>> start
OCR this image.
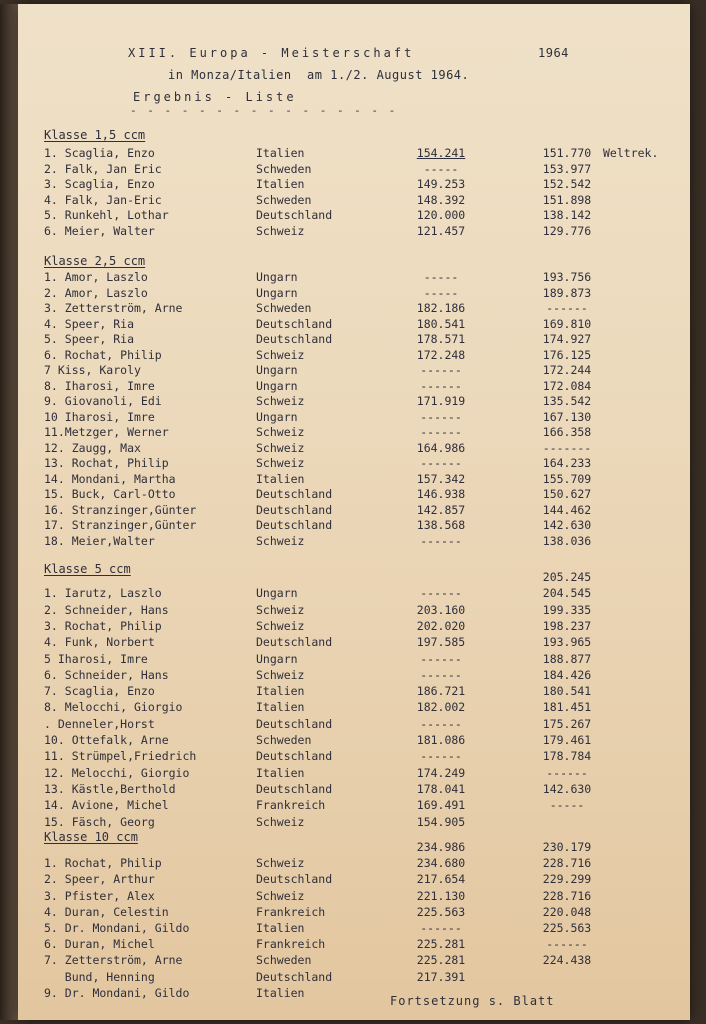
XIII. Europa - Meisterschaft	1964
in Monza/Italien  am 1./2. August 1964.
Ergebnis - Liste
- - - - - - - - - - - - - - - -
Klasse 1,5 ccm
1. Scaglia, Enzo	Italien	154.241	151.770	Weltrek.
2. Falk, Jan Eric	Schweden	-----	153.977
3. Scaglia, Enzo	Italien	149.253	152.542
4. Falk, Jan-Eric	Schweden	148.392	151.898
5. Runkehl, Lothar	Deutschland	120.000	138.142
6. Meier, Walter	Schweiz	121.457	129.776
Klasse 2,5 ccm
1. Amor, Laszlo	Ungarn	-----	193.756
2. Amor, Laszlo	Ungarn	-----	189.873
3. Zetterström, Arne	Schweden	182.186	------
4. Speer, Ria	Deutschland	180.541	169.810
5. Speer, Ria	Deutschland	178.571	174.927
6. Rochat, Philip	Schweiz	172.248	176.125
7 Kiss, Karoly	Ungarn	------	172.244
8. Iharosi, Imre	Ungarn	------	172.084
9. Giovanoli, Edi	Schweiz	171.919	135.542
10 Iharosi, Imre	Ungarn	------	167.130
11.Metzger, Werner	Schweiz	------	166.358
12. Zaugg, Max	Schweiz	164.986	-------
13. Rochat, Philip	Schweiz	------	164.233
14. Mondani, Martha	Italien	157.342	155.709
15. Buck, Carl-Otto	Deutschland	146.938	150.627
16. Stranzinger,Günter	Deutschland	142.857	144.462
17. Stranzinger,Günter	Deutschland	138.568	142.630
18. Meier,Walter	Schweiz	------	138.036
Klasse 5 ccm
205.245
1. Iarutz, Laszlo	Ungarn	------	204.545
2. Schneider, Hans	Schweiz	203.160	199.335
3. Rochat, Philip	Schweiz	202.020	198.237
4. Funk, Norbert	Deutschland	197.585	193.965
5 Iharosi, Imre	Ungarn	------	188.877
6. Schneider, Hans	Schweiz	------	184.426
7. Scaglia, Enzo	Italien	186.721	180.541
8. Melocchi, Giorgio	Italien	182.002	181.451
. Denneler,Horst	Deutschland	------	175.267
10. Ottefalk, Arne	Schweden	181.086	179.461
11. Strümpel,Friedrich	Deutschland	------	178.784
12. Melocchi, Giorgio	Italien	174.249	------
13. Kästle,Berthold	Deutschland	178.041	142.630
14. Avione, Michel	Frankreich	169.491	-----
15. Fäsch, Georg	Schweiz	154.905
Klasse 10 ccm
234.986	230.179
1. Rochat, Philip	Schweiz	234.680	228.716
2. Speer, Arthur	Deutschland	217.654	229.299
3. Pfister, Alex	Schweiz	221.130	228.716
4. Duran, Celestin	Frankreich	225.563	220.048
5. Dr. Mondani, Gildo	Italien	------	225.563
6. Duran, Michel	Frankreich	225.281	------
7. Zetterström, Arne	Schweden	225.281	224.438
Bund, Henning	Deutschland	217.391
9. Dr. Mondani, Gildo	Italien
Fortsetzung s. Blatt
>> end
**GIVEN EXERCISE:**
Without including any pictures, output all the entries above exactly.

**ANSWER TO THIS PROBLEM:**
OCR this image.
XIII. Europa - Meisterschaft	1964
in Monza/Italien  am 1./2. August 1964.
Ergebnis - Liste
- - - - - - - - - - - - - - - -
Klasse 1,5 ccm
1. Scaglia, Enzo	Italien	154.241	151.770	Weltrek.
2. Falk, Jan Eric	Schweden	-----	153.977
3. Scaglia, Enzo	Italien	149.253	152.542
4. Falk, Jan-Eric	Schweden	148.392	151.898
5. Runkehl, Lothar	Deutschland	120.000	138.142
6. Meier, Walter	Schweiz	121.457	129.776
Klasse 2,5 ccm
1. Amor, Laszlo	Ungarn	-----	193.756
2. Amor, Laszlo	Ungarn	-----	189.873
3. Zetterström, Arne	Schweden	182.186	------
4. Speer, Ria	Deutschland	180.541	169.810
5. Speer, Ria	Deutschland	178.571	174.927
6. Rochat, Philip	Schweiz	172.248	176.125
7 Kiss, Karoly	Ungarn	------	172.244
8. Iharosi, Imre	Ungarn	------	172.084
9. Giovanoli, Edi	Schweiz	171.919	135.542
10 Iharosi, Imre	Ungarn	------	167.130
11.Metzger, Werner	Schweiz	------	166.358
12. Zaugg, Max	Schweiz	164.986	-------
13. Rochat, Philip	Schweiz	------	164.233
14. Mondani, Martha	Italien	157.342	155.709
15. Buck, Carl-Otto	Deutschland	146.938	150.627
16. Stranzinger,Günter	Deutschland	142.857	144.462
17. Stranzinger,Günter	Deutschland	138.568	142.630
18. Meier,Walter	Schweiz	------	138.036
Klasse 5 ccm
205.245
1. Iarutz, Laszlo	Ungarn	------	204.545
2. Schneider, Hans	Schweiz	203.160	199.335
3. Rochat, Philip	Schweiz	202.020	198.237
4. Funk, Norbert	Deutschland	197.585	193.965
5 Iharosi, Imre	Ungarn	------	188.877
6. Schneider, Hans	Schweiz	------	184.426
7. Scaglia, Enzo	Italien	186.721	180.541
8. Melocchi, Giorgio	Italien	182.002	181.451
. Denneler,Horst	Deutschland	------	175.267
10. Ottefalk, Arne	Schweden	181.086	179.461
11. Strümpel,Friedrich	Deutschland	------	178.784
12. Melocchi, Giorgio	Italien	174.249	------
13. Kästle,Berthold	Deutschland	178.041	142.630
14. Avione, Michel	Frankreich	169.491	-----
15. Fäsch, Georg	Schweiz	154.905
Klasse 10 ccm
234.986	230.179
1. Rochat, Philip	Schweiz	234.680	228.716
2. Speer, Arthur	Deutschland	217.654	229.299
3. Pfister, Alex	Schweiz	221.130	228.716
4. Duran, Celestin	Frankreich	225.563	220.048
5. Dr. Mondani, Gildo	Italien	------	225.563
6. Duran, Michel	Frankreich	225.281	------
7. Zetterström, Arne	Schweden	225.281	224.438
Bund, Henning	Deutschland	217.391
9. Dr. Mondani, Gildo	Italien
Fortsetzung s. Blatt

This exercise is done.